WHAT YOU WILL DO.
Without the pictures, give the entries below again exactly as written.

── DATA TO USE ──

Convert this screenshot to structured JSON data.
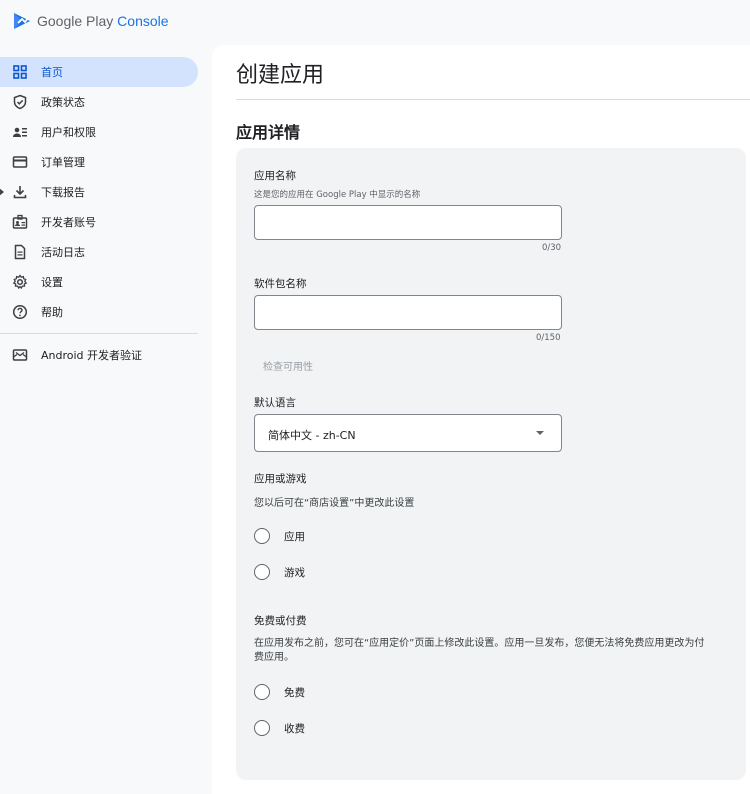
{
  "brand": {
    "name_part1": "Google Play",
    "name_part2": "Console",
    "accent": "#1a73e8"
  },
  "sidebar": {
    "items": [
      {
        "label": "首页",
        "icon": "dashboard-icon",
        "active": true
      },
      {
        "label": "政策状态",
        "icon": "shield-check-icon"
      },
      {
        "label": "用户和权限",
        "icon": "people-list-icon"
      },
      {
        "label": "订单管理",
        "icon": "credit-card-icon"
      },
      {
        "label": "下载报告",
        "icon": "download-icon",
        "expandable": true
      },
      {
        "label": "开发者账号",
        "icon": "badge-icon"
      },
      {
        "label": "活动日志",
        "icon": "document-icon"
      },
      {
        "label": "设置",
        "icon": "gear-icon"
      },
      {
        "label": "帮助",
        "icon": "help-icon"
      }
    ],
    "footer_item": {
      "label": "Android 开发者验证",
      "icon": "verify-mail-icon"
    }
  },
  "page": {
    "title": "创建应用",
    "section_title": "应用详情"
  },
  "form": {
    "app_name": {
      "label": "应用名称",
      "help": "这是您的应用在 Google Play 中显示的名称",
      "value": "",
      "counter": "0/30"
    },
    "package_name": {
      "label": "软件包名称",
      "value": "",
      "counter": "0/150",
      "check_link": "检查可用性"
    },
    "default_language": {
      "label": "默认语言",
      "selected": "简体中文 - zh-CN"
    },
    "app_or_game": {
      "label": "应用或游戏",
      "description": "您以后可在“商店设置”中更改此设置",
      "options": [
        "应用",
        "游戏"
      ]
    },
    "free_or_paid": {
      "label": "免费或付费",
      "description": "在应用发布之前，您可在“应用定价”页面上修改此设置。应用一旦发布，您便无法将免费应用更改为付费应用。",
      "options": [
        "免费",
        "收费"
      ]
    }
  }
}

───

OUTPUT BELOW.
Convert this screenshot to structured JSON data.
{
  "brand": {
    "name_part1": "Google Play",
    "name_part2": "Console",
    "accent": "#1a73e8"
  },
  "sidebar": {
    "items": [
      {
        "label": "首页",
        "icon": "dashboard-icon",
        "active": true
      },
      {
        "label": "政策状态",
        "icon": "shield-check-icon"
      },
      {
        "label": "用户和权限",
        "icon": "people-list-icon"
      },
      {
        "label": "订单管理",
        "icon": "credit-card-icon"
      },
      {
        "label": "下载报告",
        "icon": "download-icon",
        "expandable": true
      },
      {
        "label": "开发者账号",
        "icon": "badge-icon"
      },
      {
        "label": "活动日志",
        "icon": "document-icon"
      },
      {
        "label": "设置",
        "icon": "gear-icon"
      },
      {
        "label": "帮助",
        "icon": "help-icon"
      }
    ],
    "footer_item": {
      "label": "Android 开发者验证",
      "icon": "verify-mail-icon"
    }
  },
  "page": {
    "title": "创建应用",
    "section_title": "应用详情"
  },
  "form": {
    "app_name": {
      "label": "应用名称",
      "help": "这是您的应用在 Google Play 中显示的名称",
      "value": "",
      "counter": "0/30"
    },
    "package_name": {
      "label": "软件包名称",
      "value": "",
      "counter": "0/150",
      "check_link": "检查可用性"
    },
    "default_language": {
      "label": "默认语言",
      "selected": "简体中文 - zh-CN"
    },
    "app_or_game": {
      "label": "应用或游戏",
      "description": "您以后可在“商店设置”中更改此设置",
      "options": [
        "应用",
        "游戏"
      ]
    },
    "free_or_paid": {
      "label": "免费或付费",
      "description": "在应用发布之前，您可在“应用定价”页面上修改此设置。应用一旦发布，您便无法将免费应用更改为付费应用。",
      "options": [
        "免费",
        "收费"
      ]
    }
  }
}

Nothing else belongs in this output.